Requirements:
Please retype the data in full and exactly; the pictures are not part of the copy.

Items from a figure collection
■ ■ ■

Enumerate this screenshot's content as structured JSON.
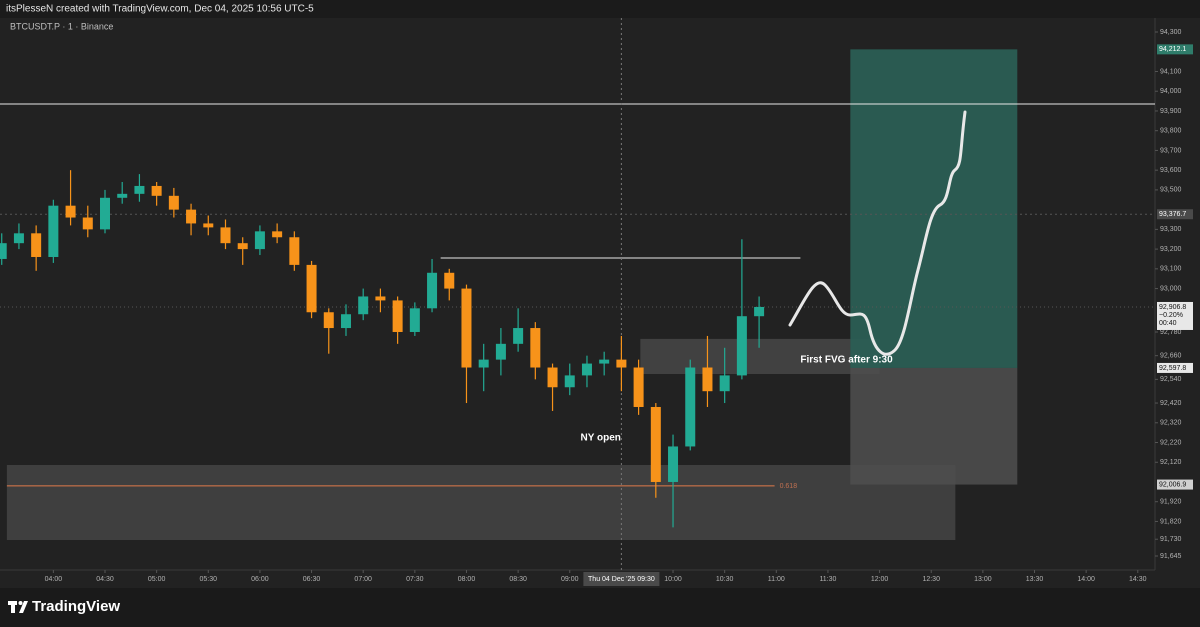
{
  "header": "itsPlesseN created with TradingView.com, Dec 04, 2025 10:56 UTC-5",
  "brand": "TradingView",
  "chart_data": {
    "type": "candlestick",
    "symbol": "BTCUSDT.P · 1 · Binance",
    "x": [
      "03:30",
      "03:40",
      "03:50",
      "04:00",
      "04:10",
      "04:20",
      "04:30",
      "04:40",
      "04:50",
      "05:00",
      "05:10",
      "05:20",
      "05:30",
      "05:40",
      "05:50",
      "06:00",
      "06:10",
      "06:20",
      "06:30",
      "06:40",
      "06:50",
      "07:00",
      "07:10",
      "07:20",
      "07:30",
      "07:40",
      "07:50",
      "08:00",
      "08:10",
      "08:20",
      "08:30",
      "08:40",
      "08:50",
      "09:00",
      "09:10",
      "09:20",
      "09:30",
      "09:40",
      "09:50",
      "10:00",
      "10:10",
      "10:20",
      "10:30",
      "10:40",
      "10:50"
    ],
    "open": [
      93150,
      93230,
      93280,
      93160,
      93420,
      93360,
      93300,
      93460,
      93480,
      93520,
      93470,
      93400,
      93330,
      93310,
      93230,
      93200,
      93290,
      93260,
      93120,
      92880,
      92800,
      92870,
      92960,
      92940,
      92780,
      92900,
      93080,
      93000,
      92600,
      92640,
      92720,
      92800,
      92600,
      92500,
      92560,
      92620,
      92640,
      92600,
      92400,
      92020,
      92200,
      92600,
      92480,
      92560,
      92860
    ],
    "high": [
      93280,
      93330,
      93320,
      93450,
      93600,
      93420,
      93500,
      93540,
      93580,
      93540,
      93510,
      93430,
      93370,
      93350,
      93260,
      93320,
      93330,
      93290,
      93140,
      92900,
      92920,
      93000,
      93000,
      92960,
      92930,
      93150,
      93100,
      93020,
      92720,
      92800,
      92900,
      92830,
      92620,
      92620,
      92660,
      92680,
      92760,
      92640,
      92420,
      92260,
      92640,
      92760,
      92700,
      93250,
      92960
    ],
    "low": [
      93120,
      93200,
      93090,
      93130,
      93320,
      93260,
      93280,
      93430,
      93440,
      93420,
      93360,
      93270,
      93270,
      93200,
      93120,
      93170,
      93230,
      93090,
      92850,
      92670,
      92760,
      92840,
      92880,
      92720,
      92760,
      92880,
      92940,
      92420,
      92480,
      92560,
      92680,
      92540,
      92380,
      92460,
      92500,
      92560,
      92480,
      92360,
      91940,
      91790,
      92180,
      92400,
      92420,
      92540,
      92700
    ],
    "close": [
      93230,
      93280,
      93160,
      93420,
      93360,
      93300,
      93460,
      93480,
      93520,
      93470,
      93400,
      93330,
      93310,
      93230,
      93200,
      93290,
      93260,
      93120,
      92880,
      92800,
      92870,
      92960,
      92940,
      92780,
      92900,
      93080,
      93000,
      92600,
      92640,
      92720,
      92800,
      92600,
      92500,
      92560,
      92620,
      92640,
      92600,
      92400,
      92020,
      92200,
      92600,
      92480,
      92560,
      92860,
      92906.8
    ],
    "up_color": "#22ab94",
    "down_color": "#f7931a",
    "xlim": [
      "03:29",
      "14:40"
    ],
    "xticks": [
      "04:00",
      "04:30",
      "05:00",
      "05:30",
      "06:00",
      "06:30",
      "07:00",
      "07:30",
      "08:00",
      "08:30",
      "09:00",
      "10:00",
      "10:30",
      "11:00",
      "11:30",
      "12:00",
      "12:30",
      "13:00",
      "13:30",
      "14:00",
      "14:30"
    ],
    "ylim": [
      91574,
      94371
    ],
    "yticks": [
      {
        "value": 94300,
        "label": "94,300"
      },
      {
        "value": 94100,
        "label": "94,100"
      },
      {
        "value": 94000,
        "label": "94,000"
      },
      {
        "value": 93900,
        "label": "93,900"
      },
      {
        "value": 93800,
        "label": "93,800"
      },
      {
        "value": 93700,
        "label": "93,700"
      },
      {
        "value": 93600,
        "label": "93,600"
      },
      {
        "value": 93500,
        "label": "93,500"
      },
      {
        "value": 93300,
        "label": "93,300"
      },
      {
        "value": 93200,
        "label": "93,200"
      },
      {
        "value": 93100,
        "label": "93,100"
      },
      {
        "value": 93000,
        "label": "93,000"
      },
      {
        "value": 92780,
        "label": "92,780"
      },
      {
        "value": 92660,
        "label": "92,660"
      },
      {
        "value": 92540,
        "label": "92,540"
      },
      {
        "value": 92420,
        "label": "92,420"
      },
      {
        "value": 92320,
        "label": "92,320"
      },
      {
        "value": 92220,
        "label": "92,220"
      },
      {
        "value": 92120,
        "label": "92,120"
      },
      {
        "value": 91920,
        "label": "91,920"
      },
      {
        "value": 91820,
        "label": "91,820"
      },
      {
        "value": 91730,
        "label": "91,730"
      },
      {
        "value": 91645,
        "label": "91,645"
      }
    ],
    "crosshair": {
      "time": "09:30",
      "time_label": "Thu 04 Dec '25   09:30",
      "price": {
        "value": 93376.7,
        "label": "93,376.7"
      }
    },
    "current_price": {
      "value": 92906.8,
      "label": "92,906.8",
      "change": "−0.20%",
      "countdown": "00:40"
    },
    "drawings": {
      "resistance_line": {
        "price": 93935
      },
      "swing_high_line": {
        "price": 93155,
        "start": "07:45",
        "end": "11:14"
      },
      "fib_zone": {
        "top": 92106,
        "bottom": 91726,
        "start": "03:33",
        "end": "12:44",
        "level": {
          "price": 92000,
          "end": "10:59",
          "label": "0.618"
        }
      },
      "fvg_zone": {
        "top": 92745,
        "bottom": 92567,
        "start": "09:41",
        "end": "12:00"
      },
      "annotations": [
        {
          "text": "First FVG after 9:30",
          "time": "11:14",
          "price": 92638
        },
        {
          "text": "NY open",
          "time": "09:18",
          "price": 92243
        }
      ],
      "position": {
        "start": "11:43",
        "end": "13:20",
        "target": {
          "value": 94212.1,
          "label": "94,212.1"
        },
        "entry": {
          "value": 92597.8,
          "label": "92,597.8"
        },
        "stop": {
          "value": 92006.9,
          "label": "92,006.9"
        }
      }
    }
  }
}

■ ■ ■

Task result:
Enumerate this screenshot's content as structured JSON.
{
  "header": "itsPlesseN created with TradingView.com, Dec 04, 2025 10:56 UTC-5",
  "brand": "TradingView",
  "chart_data": {
    "type": "candlestick",
    "symbol": "BTCUSDT.P · 1 · Binance",
    "x": [
      "03:30",
      "03:40",
      "03:50",
      "04:00",
      "04:10",
      "04:20",
      "04:30",
      "04:40",
      "04:50",
      "05:00",
      "05:10",
      "05:20",
      "05:30",
      "05:40",
      "05:50",
      "06:00",
      "06:10",
      "06:20",
      "06:30",
      "06:40",
      "06:50",
      "07:00",
      "07:10",
      "07:20",
      "07:30",
      "07:40",
      "07:50",
      "08:00",
      "08:10",
      "08:20",
      "08:30",
      "08:40",
      "08:50",
      "09:00",
      "09:10",
      "09:20",
      "09:30",
      "09:40",
      "09:50",
      "10:00",
      "10:10",
      "10:20",
      "10:30",
      "10:40",
      "10:50"
    ],
    "open": [
      93150,
      93230,
      93280,
      93160,
      93420,
      93360,
      93300,
      93460,
      93480,
      93520,
      93470,
      93400,
      93330,
      93310,
      93230,
      93200,
      93290,
      93260,
      93120,
      92880,
      92800,
      92870,
      92960,
      92940,
      92780,
      92900,
      93080,
      93000,
      92600,
      92640,
      92720,
      92800,
      92600,
      92500,
      92560,
      92620,
      92640,
      92600,
      92400,
      92020,
      92200,
      92600,
      92480,
      92560,
      92860
    ],
    "high": [
      93280,
      93330,
      93320,
      93450,
      93600,
      93420,
      93500,
      93540,
      93580,
      93540,
      93510,
      93430,
      93370,
      93350,
      93260,
      93320,
      93330,
      93290,
      93140,
      92900,
      92920,
      93000,
      93000,
      92960,
      92930,
      93150,
      93100,
      93020,
      92720,
      92800,
      92900,
      92830,
      92620,
      92620,
      92660,
      92680,
      92760,
      92640,
      92420,
      92260,
      92640,
      92760,
      92700,
      93250,
      92960
    ],
    "low": [
      93120,
      93200,
      93090,
      93130,
      93320,
      93260,
      93280,
      93430,
      93440,
      93420,
      93360,
      93270,
      93270,
      93200,
      93120,
      93170,
      93230,
      93090,
      92850,
      92670,
      92760,
      92840,
      92880,
      92720,
      92760,
      92880,
      92940,
      92420,
      92480,
      92560,
      92680,
      92540,
      92380,
      92460,
      92500,
      92560,
      92480,
      92360,
      91940,
      91790,
      92180,
      92400,
      92420,
      92540,
      92700
    ],
    "close": [
      93230,
      93280,
      93160,
      93420,
      93360,
      93300,
      93460,
      93480,
      93520,
      93470,
      93400,
      93330,
      93310,
      93230,
      93200,
      93290,
      93260,
      93120,
      92880,
      92800,
      92870,
      92960,
      92940,
      92780,
      92900,
      93080,
      93000,
      92600,
      92640,
      92720,
      92800,
      92600,
      92500,
      92560,
      92620,
      92640,
      92600,
      92400,
      92020,
      92200,
      92600,
      92480,
      92560,
      92860,
      92906.8
    ],
    "up_color": "#22ab94",
    "down_color": "#f7931a",
    "xlim": [
      "03:29",
      "14:40"
    ],
    "xticks": [
      "04:00",
      "04:30",
      "05:00",
      "05:30",
      "06:00",
      "06:30",
      "07:00",
      "07:30",
      "08:00",
      "08:30",
      "09:00",
      "10:00",
      "10:30",
      "11:00",
      "11:30",
      "12:00",
      "12:30",
      "13:00",
      "13:30",
      "14:00",
      "14:30"
    ],
    "ylim": [
      91574,
      94371
    ],
    "yticks": [
      {
        "value": 94300,
        "label": "94,300"
      },
      {
        "value": 94100,
        "label": "94,100"
      },
      {
        "value": 94000,
        "label": "94,000"
      },
      {
        "value": 93900,
        "label": "93,900"
      },
      {
        "value": 93800,
        "label": "93,800"
      },
      {
        "value": 93700,
        "label": "93,700"
      },
      {
        "value": 93600,
        "label": "93,600"
      },
      {
        "value": 93500,
        "label": "93,500"
      },
      {
        "value": 93300,
        "label": "93,300"
      },
      {
        "value": 93200,
        "label": "93,200"
      },
      {
        "value": 93100,
        "label": "93,100"
      },
      {
        "value": 93000,
        "label": "93,000"
      },
      {
        "value": 92780,
        "label": "92,780"
      },
      {
        "value": 92660,
        "label": "92,660"
      },
      {
        "value": 92540,
        "label": "92,540"
      },
      {
        "value": 92420,
        "label": "92,420"
      },
      {
        "value": 92320,
        "label": "92,320"
      },
      {
        "value": 92220,
        "label": "92,220"
      },
      {
        "value": 92120,
        "label": "92,120"
      },
      {
        "value": 91920,
        "label": "91,920"
      },
      {
        "value": 91820,
        "label": "91,820"
      },
      {
        "value": 91730,
        "label": "91,730"
      },
      {
        "value": 91645,
        "label": "91,645"
      }
    ],
    "crosshair": {
      "time": "09:30",
      "time_label": "Thu 04 Dec '25   09:30",
      "price": {
        "value": 93376.7,
        "label": "93,376.7"
      }
    },
    "current_price": {
      "value": 92906.8,
      "label": "92,906.8",
      "change": "−0.20%",
      "countdown": "00:40"
    },
    "drawings": {
      "resistance_line": {
        "price": 93935
      },
      "swing_high_line": {
        "price": 93155,
        "start": "07:45",
        "end": "11:14"
      },
      "fib_zone": {
        "top": 92106,
        "bottom": 91726,
        "start": "03:33",
        "end": "12:44",
        "level": {
          "price": 92000,
          "end": "10:59",
          "label": "0.618"
        }
      },
      "fvg_zone": {
        "top": 92745,
        "bottom": 92567,
        "start": "09:41",
        "end": "12:00"
      },
      "annotations": [
        {
          "text": "First FVG after 9:30",
          "time": "11:14",
          "price": 92638
        },
        {
          "text": "NY open",
          "time": "09:18",
          "price": 92243
        }
      ],
      "position": {
        "start": "11:43",
        "end": "13:20",
        "target": {
          "value": 94212.1,
          "label": "94,212.1"
        },
        "entry": {
          "value": 92597.8,
          "label": "92,597.8"
        },
        "stop": {
          "value": 92006.9,
          "label": "92,006.9"
        }
      }
    }
  }
}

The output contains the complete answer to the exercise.